> **Record set**
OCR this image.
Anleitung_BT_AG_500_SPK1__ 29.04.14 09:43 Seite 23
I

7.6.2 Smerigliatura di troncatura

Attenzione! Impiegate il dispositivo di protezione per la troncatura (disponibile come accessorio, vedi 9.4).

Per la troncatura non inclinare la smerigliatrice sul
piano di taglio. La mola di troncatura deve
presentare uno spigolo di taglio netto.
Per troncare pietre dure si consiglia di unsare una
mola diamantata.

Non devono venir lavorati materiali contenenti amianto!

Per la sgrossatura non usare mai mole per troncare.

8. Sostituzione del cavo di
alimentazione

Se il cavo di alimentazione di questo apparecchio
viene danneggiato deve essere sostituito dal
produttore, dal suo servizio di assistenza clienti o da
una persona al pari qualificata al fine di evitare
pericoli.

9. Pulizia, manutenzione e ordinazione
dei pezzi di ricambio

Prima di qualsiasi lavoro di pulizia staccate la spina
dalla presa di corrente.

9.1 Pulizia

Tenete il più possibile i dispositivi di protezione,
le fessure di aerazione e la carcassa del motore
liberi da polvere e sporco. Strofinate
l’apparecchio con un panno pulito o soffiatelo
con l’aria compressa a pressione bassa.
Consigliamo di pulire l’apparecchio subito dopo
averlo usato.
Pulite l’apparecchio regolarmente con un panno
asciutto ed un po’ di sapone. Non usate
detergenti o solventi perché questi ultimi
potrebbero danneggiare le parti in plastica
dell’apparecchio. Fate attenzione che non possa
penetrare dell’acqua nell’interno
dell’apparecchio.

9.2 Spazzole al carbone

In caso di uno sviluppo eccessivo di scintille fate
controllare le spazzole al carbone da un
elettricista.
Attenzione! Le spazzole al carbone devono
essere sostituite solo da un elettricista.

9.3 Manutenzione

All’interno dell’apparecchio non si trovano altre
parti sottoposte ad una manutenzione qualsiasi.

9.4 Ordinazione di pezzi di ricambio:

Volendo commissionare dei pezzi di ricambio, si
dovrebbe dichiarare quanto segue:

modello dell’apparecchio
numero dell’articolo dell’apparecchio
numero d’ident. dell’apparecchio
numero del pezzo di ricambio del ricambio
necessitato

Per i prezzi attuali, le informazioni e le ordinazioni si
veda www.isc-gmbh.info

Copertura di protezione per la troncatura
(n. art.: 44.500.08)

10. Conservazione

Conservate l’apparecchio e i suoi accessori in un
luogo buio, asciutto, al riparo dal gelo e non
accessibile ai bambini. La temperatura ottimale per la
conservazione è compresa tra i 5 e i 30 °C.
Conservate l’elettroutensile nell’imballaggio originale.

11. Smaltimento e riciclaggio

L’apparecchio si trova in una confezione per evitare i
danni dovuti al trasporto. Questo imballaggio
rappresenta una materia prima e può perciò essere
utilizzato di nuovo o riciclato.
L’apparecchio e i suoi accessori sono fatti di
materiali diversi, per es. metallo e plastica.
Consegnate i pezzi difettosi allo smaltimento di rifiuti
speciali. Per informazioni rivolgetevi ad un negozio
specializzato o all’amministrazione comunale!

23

> **Work instructions**
Copy every line above that holds the word "pezzi".

> **Worked answer**
dei pezzi di ricambio
9.4 Ordinazione di pezzi di ricambio:
Volendo commissionare dei pezzi di ricambio, si
Consegnate i pezzi difettosi allo smaltimento di rifiuti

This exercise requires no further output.